*Entries taken from a collection*.

━━━━━━━━━━━━━━━━━━━━━━━━━━━━━━

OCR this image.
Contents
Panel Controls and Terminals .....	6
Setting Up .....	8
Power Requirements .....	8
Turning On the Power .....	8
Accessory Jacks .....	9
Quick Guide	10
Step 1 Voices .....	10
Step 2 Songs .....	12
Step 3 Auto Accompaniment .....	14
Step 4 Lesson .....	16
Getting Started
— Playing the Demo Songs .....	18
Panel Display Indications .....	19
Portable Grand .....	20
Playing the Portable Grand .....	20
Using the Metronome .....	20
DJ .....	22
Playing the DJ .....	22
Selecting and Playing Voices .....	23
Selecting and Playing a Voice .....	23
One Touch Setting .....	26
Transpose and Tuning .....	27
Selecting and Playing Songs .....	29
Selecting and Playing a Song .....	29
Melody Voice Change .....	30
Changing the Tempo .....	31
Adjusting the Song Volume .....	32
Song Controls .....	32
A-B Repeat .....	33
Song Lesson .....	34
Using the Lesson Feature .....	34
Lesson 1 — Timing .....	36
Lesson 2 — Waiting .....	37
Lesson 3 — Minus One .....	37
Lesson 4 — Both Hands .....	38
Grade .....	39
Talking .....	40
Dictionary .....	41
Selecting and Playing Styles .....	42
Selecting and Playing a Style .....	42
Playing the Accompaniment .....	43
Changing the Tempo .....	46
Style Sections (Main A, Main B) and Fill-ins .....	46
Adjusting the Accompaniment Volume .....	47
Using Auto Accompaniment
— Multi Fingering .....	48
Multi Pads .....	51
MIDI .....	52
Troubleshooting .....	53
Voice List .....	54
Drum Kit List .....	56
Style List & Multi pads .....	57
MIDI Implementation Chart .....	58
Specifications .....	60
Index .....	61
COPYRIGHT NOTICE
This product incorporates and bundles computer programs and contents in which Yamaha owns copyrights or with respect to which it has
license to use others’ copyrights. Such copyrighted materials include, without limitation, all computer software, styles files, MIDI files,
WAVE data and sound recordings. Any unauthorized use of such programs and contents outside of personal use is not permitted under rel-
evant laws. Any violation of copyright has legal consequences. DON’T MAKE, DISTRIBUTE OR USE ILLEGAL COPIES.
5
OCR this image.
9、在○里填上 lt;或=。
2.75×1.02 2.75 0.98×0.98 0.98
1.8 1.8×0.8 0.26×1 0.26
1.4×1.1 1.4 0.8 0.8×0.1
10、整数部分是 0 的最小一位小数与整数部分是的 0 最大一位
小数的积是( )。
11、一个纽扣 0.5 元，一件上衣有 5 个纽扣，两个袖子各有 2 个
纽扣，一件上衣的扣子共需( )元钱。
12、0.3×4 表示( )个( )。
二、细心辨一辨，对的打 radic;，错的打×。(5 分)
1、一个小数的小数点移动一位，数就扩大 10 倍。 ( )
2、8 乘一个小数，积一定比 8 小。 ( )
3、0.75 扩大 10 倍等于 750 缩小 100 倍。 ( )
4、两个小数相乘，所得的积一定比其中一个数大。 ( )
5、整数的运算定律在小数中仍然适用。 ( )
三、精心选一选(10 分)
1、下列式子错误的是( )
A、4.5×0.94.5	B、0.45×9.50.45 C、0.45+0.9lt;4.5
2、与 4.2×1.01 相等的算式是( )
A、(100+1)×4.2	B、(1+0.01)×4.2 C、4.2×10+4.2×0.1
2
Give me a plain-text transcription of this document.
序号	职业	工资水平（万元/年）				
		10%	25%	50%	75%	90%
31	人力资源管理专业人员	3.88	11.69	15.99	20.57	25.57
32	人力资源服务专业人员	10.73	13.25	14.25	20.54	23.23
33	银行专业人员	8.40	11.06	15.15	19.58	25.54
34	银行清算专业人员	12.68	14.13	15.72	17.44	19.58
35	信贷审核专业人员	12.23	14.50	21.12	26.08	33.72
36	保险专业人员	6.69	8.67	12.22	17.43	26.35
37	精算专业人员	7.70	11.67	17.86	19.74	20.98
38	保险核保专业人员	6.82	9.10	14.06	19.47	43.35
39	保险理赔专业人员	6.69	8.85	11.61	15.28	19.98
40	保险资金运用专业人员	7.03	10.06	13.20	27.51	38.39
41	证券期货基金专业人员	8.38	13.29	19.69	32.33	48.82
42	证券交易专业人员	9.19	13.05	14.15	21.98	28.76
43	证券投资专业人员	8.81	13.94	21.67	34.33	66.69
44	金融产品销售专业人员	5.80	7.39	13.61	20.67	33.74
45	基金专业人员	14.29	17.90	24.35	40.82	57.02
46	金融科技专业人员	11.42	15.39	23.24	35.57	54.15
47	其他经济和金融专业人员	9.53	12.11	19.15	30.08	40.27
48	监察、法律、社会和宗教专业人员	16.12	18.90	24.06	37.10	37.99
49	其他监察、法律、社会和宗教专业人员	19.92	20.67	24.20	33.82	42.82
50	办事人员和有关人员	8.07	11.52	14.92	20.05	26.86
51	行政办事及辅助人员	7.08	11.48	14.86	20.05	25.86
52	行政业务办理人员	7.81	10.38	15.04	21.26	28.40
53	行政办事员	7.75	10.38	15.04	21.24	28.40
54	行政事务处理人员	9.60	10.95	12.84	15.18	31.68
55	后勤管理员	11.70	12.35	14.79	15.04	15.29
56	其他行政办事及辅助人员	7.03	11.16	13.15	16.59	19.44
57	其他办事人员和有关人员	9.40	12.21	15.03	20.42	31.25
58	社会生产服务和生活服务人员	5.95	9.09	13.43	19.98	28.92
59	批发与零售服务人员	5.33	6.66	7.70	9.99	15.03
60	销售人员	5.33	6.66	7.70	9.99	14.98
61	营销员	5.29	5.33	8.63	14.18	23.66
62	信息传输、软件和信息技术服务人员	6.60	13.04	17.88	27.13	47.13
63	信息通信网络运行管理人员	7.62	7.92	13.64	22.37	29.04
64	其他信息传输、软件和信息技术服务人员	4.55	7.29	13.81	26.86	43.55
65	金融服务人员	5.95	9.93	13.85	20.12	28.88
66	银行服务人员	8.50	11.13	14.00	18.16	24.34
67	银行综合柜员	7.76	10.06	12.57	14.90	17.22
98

━━━━━━━━━━━━━━━━━━━━━━━━━━━━━━

Transcribe the material exactly as it reads.

*Response for this exercise*.
OCR this image.
Contents
Panel Controls and Terminals .....	6
Setting Up .....	8
Power Requirements .....	8
Turning On the Power .....	8
Accessory Jacks .....	9
Quick Guide	10
Step 1 Voices .....	10
Step 2 Songs .....	12
Step 3 Auto Accompaniment .....	14
Step 4 Lesson .....	16
Getting Started
— Playing the Demo Songs .....	18
Panel Display Indications .....	19
Portable Grand .....	20
Playing the Portable Grand .....	20
Using the Metronome .....	20
DJ .....	22
Playing the DJ .....	22
Selecting and Playing Voices .....	23
Selecting and Playing a Voice .....	23
One Touch Setting .....	26
Transpose and Tuning .....	27
Selecting and Playing Songs .....	29
Selecting and Playing a Song .....	29
Melody Voice Change .....	30
Changing the Tempo .....	31
Adjusting the Song Volume .....	32
Song Controls .....	32
A-B Repeat .....	33
Song Lesson .....	34
Using the Lesson Feature .....	34
Lesson 1 — Timing .....	36
Lesson 2 — Waiting .....	37
Lesson 3 — Minus One .....	37
Lesson 4 — Both Hands .....	38
Grade .....	39
Talking .....	40
Dictionary .....	41
Selecting and Playing Styles .....	42
Selecting and Playing a Style .....	42
Playing the Accompaniment .....	43
Changing the Tempo .....	46
Style Sections (Main A, Main B) and Fill-ins .....	46
Adjusting the Accompaniment Volume .....	47
Using Auto Accompaniment
— Multi Fingering .....	48
Multi Pads .....	51
MIDI .....	52
Troubleshooting .....	53
Voice List .....	54
Drum Kit List .....	56
Style List & Multi pads .....	57
MIDI Implementation Chart .....	58
Specifications .....	60
Index .....	61
COPYRIGHT NOTICE
This product incorporates and bundles computer programs and contents in which Yamaha owns copyrights or with respect to which it has
license to use others’ copyrights. Such copyrighted materials include, without limitation, all computer software, styles files, MIDI files,
WAVE data and sound recordings. Any unauthorized use of such programs and contents outside of personal use is not permitted under rel-
evant laws. Any violation of copyright has legal consequences. DON’T MAKE, DISTRIBUTE OR USE ILLEGAL COPIES.
5
OCR this image.
9、在○里填上 lt;或=。
2.75×1.02 2.75 0.98×0.98 0.98
1.8 1.8×0.8 0.26×1 0.26
1.4×1.1 1.4 0.8 0.8×0.1
10、整数部分是 0 的最小一位小数与整数部分是的 0 最大一位
小数的积是( )。
11、一个纽扣 0.5 元，一件上衣有 5 个纽扣，两个袖子各有 2 个
纽扣，一件上衣的扣子共需( )元钱。
12、0.3×4 表示( )个( )。
二、细心辨一辨，对的打 radic;，错的打×。(5 分)
1、一个小数的小数点移动一位，数就扩大 10 倍。 ( )
2、8 乘一个小数，积一定比 8 小。 ( )
3、0.75 扩大 10 倍等于 750 缩小 100 倍。 ( )
4、两个小数相乘，所得的积一定比其中一个数大。 ( )
5、整数的运算定律在小数中仍然适用。 ( )
三、精心选一选(10 分)
1、下列式子错误的是( )
A、4.5×0.94.5	B、0.45×9.50.45 C、0.45+0.9lt;4.5
2、与 4.2×1.01 相等的算式是( )
A、(100+1)×4.2	B、(1+0.01)×4.2 C、4.2×10+4.2×0.1
2
Give me a plain-text transcription of this document.
序号	职业	工资水平（万元/年）				
		10%	25%	50%	75%	90%
31	人力资源管理专业人员	3.88	11.69	15.99	20.57	25.57
32	人力资源服务专业人员	10.73	13.25	14.25	20.54	23.23
33	银行专业人员	8.40	11.06	15.15	19.58	25.54
34	银行清算专业人员	12.68	14.13	15.72	17.44	19.58
35	信贷审核专业人员	12.23	14.50	21.12	26.08	33.72
36	保险专业人员	6.69	8.67	12.22	17.43	26.35
37	精算专业人员	7.70	11.67	17.86	19.74	20.98
38	保险核保专业人员	6.82	9.10	14.06	19.47	43.35
39	保险理赔专业人员	6.69	8.85	11.61	15.28	19.98
40	保险资金运用专业人员	7.03	10.06	13.20	27.51	38.39
41	证券期货基金专业人员	8.38	13.29	19.69	32.33	48.82
42	证券交易专业人员	9.19	13.05	14.15	21.98	28.76
43	证券投资专业人员	8.81	13.94	21.67	34.33	66.69
44	金融产品销售专业人员	5.80	7.39	13.61	20.67	33.74
45	基金专业人员	14.29	17.90	24.35	40.82	57.02
46	金融科技专业人员	11.42	15.39	23.24	35.57	54.15
47	其他经济和金融专业人员	9.53	12.11	19.15	30.08	40.27
48	监察、法律、社会和宗教专业人员	16.12	18.90	24.06	37.10	37.99
49	其他监察、法律、社会和宗教专业人员	19.92	20.67	24.20	33.82	42.82
50	办事人员和有关人员	8.07	11.52	14.92	20.05	26.86
51	行政办事及辅助人员	7.08	11.48	14.86	20.05	25.86
52	行政业务办理人员	7.81	10.38	15.04	21.26	28.40
53	行政办事员	7.75	10.38	15.04	21.24	28.40
54	行政事务处理人员	9.60	10.95	12.84	15.18	31.68
55	后勤管理员	11.70	12.35	14.79	15.04	15.29
56	其他行政办事及辅助人员	7.03	11.16	13.15	16.59	19.44
57	其他办事人员和有关人员	9.40	12.21	15.03	20.42	31.25
58	社会生产服务和生活服务人员	5.95	9.09	13.43	19.98	28.92
59	批发与零售服务人员	5.33	6.66	7.70	9.99	15.03
60	销售人员	5.33	6.66	7.70	9.99	14.98
61	营销员	5.29	5.33	8.63	14.18	23.66
62	信息传输、软件和信息技术服务人员	6.60	13.04	17.88	27.13	47.13
63	信息通信网络运行管理人员	7.62	7.92	13.64	22.37	29.04
64	其他信息传输、软件和信息技术服务人员	4.55	7.29	13.81	26.86	43.55
65	金融服务人员	5.95	9.93	13.85	20.12	28.88
66	银行服务人员	8.50	11.13	14.00	18.16	24.34
67	银行综合柜员	7.76	10.06	12.57	14.90	17.22
98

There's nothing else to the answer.